→ **TASK BRIEF**
Copy nothing but the text: repeat each entry exactly and drop the images.

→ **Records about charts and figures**
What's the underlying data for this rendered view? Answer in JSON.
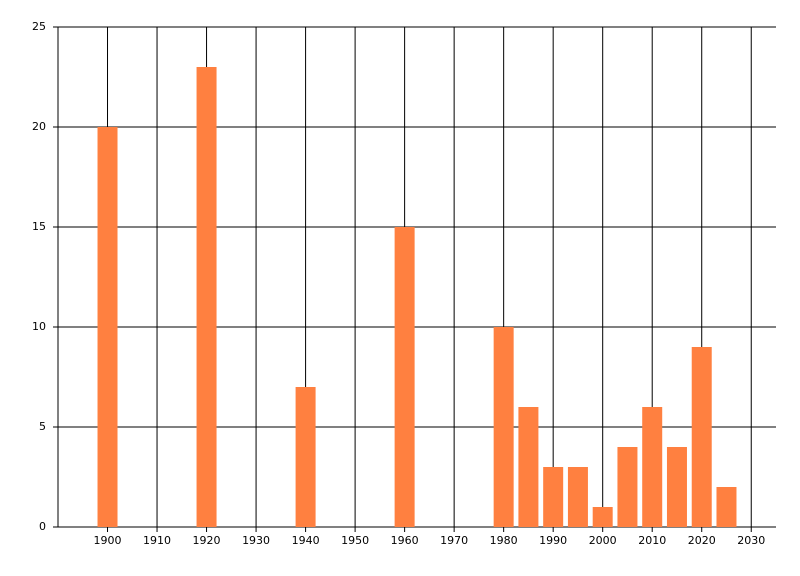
{
  "chart_data": {
    "type": "bar",
    "x": [
      1900,
      1920,
      1940,
      1960,
      1980,
      1985,
      1990,
      1995,
      2000,
      2005,
      2010,
      2015,
      2020,
      2025
    ],
    "values": [
      20,
      23,
      7,
      15,
      10,
      6,
      3,
      3,
      1,
      4,
      6,
      4,
      9,
      2
    ],
    "color": "#ff8040",
    "xlim": [
      1890,
      2035
    ],
    "xticks": [
      1900,
      1910,
      1920,
      1930,
      1940,
      1950,
      1960,
      1970,
      1980,
      1990,
      2000,
      2010,
      2020,
      2030
    ],
    "ylim": [
      0,
      25
    ],
    "yticks": [
      0,
      5,
      10,
      15,
      20,
      25
    ],
    "grid": true
  }
}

→ **SOLUTION FOR THIS EXERCISE**
What's the underlying data for this rendered view? Answer in JSON.
{
  "chart_data": {
    "type": "bar",
    "x": [
      1900,
      1920,
      1940,
      1960,
      1980,
      1985,
      1990,
      1995,
      2000,
      2005,
      2010,
      2015,
      2020,
      2025
    ],
    "values": [
      20,
      23,
      7,
      15,
      10,
      6,
      3,
      3,
      1,
      4,
      6,
      4,
      9,
      2
    ],
    "color": "#ff8040",
    "xlim": [
      1890,
      2035
    ],
    "xticks": [
      1900,
      1910,
      1920,
      1930,
      1940,
      1950,
      1960,
      1970,
      1980,
      1990,
      2000,
      2010,
      2020,
      2030
    ],
    "ylim": [
      0,
      25
    ],
    "yticks": [
      0,
      5,
      10,
      15,
      20,
      25
    ],
    "grid": true
  }
}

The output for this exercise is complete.